◆ TASK ITEM: This exercise calls for the records to be returned exactly, with images removed.

◆ PROVIDED MATERIAL:
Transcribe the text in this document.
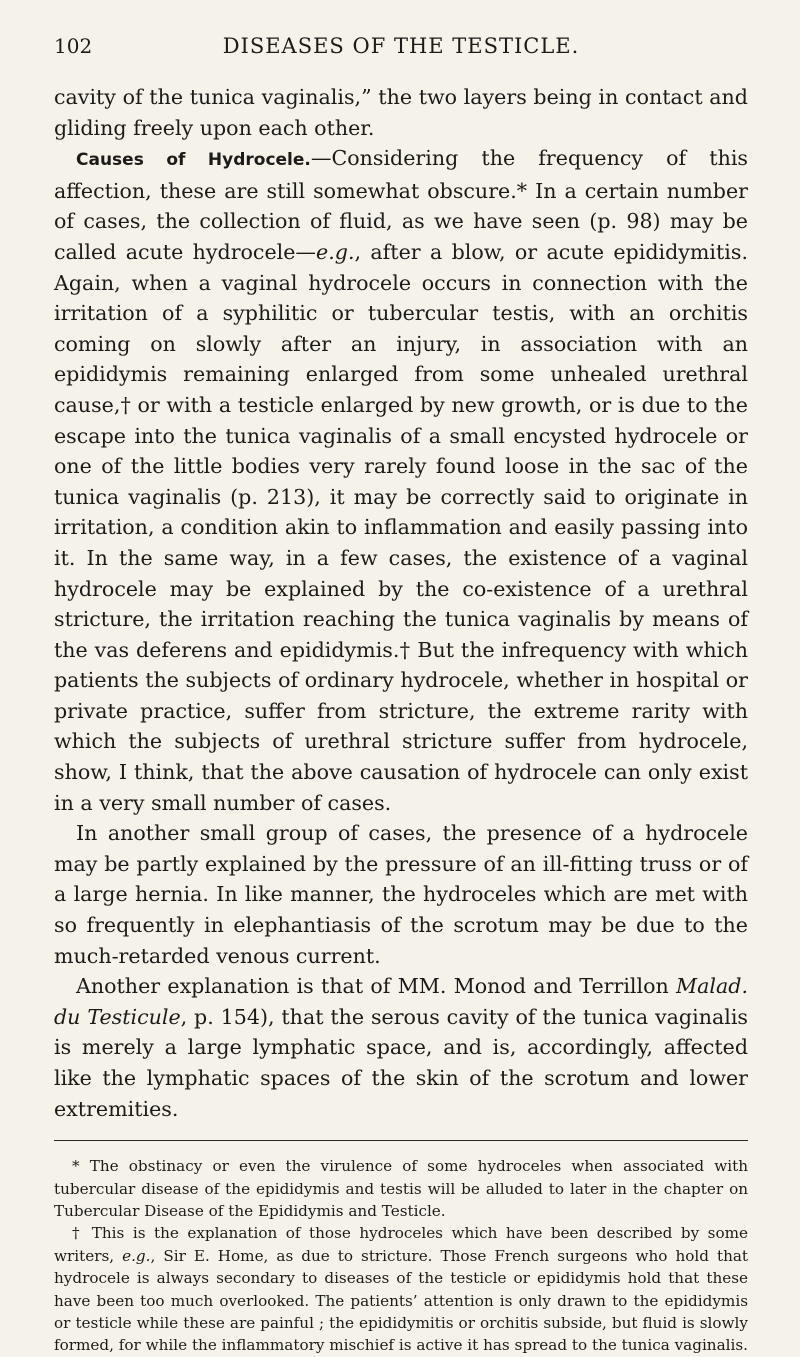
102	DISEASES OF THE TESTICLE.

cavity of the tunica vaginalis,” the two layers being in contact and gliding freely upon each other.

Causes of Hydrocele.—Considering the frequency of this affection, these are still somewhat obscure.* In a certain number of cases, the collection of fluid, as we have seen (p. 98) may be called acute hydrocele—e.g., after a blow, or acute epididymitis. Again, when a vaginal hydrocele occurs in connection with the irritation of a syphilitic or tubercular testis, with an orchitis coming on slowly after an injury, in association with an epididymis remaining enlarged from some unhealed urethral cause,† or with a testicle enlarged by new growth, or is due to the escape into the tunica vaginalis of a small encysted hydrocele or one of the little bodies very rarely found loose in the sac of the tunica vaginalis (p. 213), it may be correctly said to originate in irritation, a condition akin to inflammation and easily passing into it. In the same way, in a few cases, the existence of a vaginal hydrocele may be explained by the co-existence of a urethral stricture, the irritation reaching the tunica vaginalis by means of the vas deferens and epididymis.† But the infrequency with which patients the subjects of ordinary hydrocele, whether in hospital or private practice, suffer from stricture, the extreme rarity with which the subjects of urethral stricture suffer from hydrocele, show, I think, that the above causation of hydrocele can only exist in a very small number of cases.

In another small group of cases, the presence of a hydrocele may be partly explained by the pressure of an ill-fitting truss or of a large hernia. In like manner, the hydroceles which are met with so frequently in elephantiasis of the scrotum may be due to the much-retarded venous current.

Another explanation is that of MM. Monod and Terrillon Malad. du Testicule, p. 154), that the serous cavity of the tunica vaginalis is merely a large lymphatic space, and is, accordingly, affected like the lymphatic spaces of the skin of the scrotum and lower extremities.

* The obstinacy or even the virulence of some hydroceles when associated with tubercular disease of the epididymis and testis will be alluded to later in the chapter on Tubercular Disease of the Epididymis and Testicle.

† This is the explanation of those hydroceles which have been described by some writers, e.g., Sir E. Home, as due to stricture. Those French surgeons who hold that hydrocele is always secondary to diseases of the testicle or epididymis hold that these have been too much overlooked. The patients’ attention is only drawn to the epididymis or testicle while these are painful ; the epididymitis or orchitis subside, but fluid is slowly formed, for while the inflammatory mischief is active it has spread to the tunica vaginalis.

◆ REPLY:
Transcribe the text in this document.
102	DISEASES OF THE TESTICLE.

cavity of the tunica vaginalis,” the two layers being in contact and gliding freely upon each other.

Causes of Hydrocele.—Considering the frequency of this affection, these are still somewhat obscure.* In a certain number of cases, the collection of fluid, as we have seen (p. 98) may be called acute hydrocele—e.g., after a blow, or acute epididymitis. Again, when a vaginal hydrocele occurs in connection with the irritation of a syphilitic or tubercular testis, with an orchitis coming on slowly after an injury, in association with an epididymis remaining enlarged from some unhealed urethral cause,† or with a testicle enlarged by new growth, or is due to the escape into the tunica vaginalis of a small encysted hydrocele or one of the little bodies very rarely found loose in the sac of the tunica vaginalis (p. 213), it may be correctly said to originate in irritation, a condition akin to inflammation and easily passing into it. In the same way, in a few cases, the existence of a vaginal hydrocele may be explained by the co-existence of a urethral stricture, the irritation reaching the tunica vaginalis by means of the vas deferens and epididymis.† But the infrequency with which patients the subjects of ordinary hydrocele, whether in hospital or private practice, suffer from stricture, the extreme rarity with which the subjects of urethral stricture suffer from hydrocele, show, I think, that the above causation of hydrocele can only exist in a very small number of cases.

In another small group of cases, the presence of a hydrocele may be partly explained by the pressure of an ill-fitting truss or of a large hernia. In like manner, the hydroceles which are met with so frequently in elephantiasis of the scrotum may be due to the much-retarded venous current.

Another explanation is that of MM. Monod and Terrillon Malad. du Testicule, p. 154), that the serous cavity of the tunica vaginalis is merely a large lymphatic space, and is, accordingly, affected like the lymphatic spaces of the skin of the scrotum and lower extremities.

* The obstinacy or even the virulence of some hydroceles when associated with tubercular disease of the epididymis and testis will be alluded to later in the chapter on Tubercular Disease of the Epididymis and Testicle.

† This is the explanation of those hydroceles which have been described by some writers, e.g., Sir E. Home, as due to stricture. Those French surgeons who hold that hydrocele is always secondary to diseases of the testicle or epididymis hold that these have been too much overlooked. The patients’ attention is only drawn to the epididymis or testicle while these are painful ; the epididymitis or orchitis subside, but fluid is slowly formed, for while the inflammatory mischief is active it has spread to the tunica vaginalis.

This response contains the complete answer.